Work instructions:
Reproduce each line from the records that holds "做多较低行权价的卖出期权".

Excerpts from a figure dataset:
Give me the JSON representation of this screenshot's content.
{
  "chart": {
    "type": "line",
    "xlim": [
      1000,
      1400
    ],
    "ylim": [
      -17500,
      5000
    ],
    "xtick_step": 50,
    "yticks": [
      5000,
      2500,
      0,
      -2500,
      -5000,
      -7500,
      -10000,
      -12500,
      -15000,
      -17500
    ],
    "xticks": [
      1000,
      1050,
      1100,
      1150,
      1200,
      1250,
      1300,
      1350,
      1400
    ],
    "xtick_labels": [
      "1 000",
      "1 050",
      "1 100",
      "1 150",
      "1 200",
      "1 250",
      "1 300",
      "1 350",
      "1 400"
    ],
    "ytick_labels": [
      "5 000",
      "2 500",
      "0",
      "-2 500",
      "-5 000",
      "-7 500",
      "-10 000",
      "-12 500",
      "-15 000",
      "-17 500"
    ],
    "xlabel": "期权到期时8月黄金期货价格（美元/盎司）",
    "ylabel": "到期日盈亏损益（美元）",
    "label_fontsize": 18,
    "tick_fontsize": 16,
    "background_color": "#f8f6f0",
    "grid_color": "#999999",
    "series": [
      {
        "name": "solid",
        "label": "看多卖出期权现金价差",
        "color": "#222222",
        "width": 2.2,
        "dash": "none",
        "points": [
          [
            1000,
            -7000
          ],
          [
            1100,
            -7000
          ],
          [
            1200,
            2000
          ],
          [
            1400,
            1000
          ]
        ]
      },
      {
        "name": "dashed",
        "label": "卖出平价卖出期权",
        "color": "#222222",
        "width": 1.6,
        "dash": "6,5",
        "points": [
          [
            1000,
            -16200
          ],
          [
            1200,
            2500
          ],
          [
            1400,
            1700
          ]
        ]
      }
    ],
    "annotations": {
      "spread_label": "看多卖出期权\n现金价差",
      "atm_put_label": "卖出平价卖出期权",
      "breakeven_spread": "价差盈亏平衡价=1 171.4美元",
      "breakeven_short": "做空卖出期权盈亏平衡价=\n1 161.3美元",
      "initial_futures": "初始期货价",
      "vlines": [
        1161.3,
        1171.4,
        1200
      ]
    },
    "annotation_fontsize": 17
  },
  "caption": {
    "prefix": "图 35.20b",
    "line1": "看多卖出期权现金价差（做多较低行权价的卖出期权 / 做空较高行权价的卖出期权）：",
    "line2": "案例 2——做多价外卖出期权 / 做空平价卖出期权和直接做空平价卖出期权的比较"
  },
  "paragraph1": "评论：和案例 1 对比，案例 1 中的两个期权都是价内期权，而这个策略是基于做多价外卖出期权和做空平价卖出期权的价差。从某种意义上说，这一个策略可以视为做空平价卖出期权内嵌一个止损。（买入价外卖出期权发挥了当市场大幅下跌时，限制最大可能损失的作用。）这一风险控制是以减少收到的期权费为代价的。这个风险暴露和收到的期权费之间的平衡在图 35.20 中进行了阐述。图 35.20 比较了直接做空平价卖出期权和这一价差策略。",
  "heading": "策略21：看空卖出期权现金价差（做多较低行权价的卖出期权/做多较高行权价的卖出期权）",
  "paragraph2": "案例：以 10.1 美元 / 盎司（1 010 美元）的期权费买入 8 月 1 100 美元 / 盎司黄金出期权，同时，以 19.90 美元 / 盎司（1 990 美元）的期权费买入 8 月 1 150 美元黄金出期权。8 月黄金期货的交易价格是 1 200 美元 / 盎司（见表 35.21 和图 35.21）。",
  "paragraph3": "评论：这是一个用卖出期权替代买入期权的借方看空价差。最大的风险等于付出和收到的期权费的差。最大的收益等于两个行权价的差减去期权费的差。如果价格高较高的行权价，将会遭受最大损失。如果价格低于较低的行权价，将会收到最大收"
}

Solution for this exercise:
    "line1": "看多卖出期权现金价差（做多较低行权价的卖出期权 / 做空较高行权价的卖出期权）：",
  "heading": "策略21：看空卖出期权现金价差（做多较低行权价的卖出期权/做多较高行权价的卖出期权）",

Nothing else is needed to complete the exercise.